**PROBLEM STATEMENT**. Keep every line where the word "excluded" appears; drop the rest.

##############################

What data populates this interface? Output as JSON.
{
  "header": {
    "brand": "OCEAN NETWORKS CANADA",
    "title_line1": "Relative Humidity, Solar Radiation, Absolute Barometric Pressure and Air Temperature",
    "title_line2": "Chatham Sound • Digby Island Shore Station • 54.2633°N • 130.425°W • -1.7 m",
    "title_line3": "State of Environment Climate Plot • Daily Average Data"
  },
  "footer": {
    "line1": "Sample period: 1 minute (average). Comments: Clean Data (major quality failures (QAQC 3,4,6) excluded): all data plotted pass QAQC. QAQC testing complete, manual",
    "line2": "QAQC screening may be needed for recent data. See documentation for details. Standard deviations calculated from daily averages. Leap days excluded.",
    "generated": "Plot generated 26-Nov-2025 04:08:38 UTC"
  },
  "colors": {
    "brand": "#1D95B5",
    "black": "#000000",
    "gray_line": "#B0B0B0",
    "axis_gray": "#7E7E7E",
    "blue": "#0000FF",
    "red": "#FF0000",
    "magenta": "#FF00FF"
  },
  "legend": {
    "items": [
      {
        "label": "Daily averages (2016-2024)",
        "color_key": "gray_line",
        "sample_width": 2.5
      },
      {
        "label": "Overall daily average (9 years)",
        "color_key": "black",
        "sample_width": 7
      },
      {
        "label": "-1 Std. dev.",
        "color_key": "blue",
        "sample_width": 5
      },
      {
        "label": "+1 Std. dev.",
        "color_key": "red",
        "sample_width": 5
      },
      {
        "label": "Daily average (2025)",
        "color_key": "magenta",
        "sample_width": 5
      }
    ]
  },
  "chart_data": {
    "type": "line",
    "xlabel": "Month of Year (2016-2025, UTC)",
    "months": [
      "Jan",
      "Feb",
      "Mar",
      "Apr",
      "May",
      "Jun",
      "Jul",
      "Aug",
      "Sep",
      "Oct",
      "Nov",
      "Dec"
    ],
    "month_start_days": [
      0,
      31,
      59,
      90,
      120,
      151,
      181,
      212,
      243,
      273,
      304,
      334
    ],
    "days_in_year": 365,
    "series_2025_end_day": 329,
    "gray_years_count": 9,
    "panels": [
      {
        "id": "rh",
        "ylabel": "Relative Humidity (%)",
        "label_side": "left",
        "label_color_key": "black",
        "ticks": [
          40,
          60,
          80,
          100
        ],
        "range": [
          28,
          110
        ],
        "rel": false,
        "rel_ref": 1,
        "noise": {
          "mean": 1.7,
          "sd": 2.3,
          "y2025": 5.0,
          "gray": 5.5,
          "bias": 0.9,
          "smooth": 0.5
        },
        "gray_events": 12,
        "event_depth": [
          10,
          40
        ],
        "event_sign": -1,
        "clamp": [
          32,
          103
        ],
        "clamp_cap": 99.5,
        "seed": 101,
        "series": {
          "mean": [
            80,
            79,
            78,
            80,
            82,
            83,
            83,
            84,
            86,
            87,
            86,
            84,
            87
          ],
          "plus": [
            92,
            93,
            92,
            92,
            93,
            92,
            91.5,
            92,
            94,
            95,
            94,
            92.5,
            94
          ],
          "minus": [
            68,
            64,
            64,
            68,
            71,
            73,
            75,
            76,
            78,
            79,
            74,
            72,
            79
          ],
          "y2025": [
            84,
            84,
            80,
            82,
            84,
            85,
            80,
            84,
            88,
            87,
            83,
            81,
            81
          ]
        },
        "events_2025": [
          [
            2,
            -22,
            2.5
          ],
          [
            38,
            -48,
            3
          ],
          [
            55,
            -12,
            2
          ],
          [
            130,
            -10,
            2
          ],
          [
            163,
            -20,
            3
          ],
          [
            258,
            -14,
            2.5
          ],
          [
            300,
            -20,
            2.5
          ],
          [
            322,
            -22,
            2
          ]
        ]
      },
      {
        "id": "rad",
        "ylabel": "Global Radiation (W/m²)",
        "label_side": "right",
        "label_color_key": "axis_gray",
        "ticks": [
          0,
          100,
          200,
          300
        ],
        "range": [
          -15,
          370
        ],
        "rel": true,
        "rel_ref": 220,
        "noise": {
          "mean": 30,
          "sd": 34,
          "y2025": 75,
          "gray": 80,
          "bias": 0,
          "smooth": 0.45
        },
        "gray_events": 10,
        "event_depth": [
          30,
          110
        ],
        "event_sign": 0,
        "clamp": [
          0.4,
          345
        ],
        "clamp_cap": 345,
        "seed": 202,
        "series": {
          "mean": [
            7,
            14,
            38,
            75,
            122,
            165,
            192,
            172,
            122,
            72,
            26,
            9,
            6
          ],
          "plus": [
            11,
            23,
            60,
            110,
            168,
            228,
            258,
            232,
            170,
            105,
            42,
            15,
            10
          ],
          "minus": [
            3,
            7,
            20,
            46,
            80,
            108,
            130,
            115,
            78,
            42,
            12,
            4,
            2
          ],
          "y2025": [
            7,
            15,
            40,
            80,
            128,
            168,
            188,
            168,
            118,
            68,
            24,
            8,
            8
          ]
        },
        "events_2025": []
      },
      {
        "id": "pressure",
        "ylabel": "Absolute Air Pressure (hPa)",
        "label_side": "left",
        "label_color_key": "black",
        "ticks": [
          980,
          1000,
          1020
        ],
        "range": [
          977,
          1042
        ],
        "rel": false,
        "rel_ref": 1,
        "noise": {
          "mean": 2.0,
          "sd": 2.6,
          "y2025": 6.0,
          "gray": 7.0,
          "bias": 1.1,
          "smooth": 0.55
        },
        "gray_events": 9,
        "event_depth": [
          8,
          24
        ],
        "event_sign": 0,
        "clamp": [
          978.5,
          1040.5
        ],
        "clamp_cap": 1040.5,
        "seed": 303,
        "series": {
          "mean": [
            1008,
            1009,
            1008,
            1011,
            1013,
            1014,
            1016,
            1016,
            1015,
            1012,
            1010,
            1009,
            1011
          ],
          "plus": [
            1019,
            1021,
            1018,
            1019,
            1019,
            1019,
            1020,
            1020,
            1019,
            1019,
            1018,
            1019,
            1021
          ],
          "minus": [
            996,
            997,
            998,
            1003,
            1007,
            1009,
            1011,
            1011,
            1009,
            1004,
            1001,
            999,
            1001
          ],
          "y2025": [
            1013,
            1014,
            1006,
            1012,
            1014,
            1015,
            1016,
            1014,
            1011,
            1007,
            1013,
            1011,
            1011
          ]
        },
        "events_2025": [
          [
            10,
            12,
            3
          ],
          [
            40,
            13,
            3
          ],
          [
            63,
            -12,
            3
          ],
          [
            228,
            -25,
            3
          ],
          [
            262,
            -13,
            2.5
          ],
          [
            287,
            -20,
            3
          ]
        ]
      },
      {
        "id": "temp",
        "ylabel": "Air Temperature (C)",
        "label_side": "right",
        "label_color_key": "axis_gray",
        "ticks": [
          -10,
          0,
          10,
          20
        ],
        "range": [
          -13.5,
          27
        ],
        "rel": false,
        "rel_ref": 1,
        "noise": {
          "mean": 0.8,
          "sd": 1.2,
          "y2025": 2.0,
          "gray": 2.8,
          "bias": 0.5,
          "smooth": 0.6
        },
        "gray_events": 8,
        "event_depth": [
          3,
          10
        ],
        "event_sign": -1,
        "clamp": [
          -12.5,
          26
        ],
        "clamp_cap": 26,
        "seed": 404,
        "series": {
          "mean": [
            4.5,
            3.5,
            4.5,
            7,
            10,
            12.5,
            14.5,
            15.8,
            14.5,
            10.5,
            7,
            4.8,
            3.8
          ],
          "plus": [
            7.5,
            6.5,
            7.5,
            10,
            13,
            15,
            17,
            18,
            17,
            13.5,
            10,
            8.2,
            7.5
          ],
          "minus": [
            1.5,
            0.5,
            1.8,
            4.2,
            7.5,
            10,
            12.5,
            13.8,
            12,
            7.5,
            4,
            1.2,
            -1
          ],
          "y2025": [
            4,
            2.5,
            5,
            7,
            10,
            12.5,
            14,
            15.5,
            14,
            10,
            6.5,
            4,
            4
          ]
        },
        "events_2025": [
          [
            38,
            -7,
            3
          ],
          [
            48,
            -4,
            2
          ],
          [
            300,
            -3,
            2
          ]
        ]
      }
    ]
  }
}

##############################

**WRITTEN ANSWER**.
    "line1": "Sample period: 1 minute (average). Comments: Clean Data (major quality failures (QAQC 3,4,6) excluded): all data plotted pass QAQC. QAQC testing complete, manual",
    "line2": "QAQC screening may be needed for recent data. See documentation for details. Standard deviations calculated from daily averages. Leap days excluded.",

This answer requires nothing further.